### THE PROBLEM
Using the data below, gather each line that includes the word "this".
>> Begin
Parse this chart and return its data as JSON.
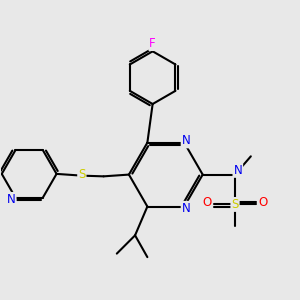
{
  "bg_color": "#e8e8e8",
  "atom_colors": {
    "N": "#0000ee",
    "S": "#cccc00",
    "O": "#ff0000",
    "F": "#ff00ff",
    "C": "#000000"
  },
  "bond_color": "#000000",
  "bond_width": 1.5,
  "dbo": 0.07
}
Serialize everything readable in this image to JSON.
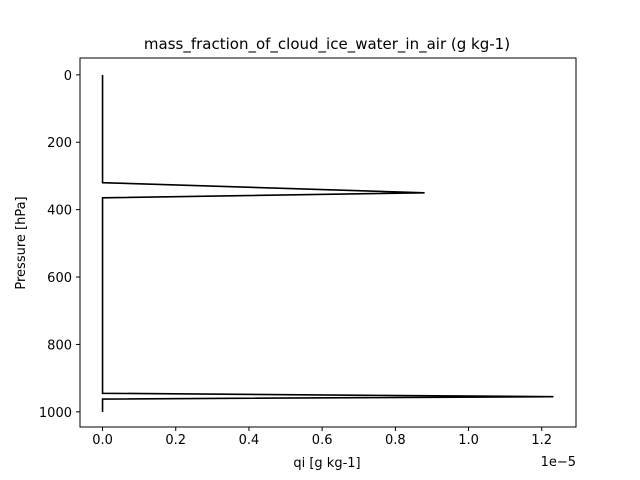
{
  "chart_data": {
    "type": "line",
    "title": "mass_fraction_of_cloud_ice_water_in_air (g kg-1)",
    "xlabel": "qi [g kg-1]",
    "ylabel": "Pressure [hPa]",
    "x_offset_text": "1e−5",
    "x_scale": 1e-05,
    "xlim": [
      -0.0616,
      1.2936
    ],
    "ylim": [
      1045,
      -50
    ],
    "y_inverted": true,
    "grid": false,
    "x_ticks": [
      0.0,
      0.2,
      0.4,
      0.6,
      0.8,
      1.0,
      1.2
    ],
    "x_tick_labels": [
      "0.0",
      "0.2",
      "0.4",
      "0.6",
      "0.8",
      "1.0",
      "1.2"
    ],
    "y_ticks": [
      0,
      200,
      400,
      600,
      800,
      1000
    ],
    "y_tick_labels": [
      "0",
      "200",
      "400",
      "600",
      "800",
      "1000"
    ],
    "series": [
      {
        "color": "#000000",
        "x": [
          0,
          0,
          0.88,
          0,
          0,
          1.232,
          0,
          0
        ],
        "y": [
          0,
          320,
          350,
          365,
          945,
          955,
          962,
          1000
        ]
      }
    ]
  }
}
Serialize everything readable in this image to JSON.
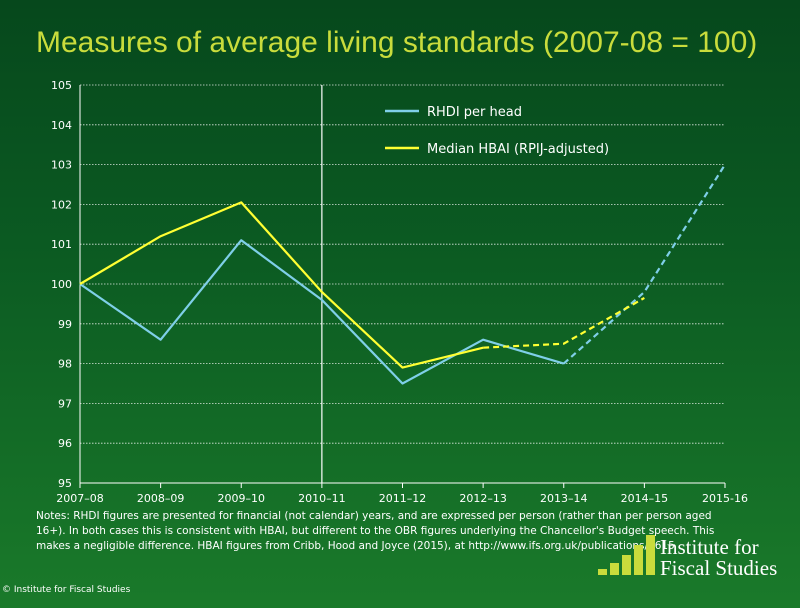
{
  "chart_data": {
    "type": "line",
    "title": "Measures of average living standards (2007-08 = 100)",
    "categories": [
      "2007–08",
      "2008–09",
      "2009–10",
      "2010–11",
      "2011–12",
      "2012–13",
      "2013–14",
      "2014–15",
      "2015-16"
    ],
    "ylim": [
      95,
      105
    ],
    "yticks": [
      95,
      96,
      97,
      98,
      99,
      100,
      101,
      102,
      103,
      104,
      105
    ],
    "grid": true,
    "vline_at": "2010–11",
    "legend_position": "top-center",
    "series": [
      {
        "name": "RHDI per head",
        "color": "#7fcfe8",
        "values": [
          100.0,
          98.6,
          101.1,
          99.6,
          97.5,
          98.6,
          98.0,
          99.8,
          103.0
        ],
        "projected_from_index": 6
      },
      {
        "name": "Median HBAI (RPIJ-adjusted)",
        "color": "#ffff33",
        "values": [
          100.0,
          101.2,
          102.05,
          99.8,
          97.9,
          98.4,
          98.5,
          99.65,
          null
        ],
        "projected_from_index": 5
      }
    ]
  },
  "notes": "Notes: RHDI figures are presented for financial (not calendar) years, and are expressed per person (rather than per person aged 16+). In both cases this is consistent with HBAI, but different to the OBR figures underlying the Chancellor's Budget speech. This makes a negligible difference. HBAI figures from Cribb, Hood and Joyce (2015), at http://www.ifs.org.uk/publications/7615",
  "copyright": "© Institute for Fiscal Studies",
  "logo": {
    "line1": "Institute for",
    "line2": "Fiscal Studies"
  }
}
>> End
### EXERCISE SOLUTION
Parse this chart and return its data as JSON.
Serialize everything readable in this image to JSON.
Serialize everything readable in this image to JSON.
  "notes": "Notes: RHDI figures are presented for financial (not calendar) years, and are expressed per person (rather than per person aged 16+). In both cases this is consistent with HBAI, but different to the OBR figures underlying the Chancellor's Budget speech. This makes a negligible difference. HBAI figures from Cribb, Hood and Joyce (2015), at http://www.ifs.org.uk/publications/7615",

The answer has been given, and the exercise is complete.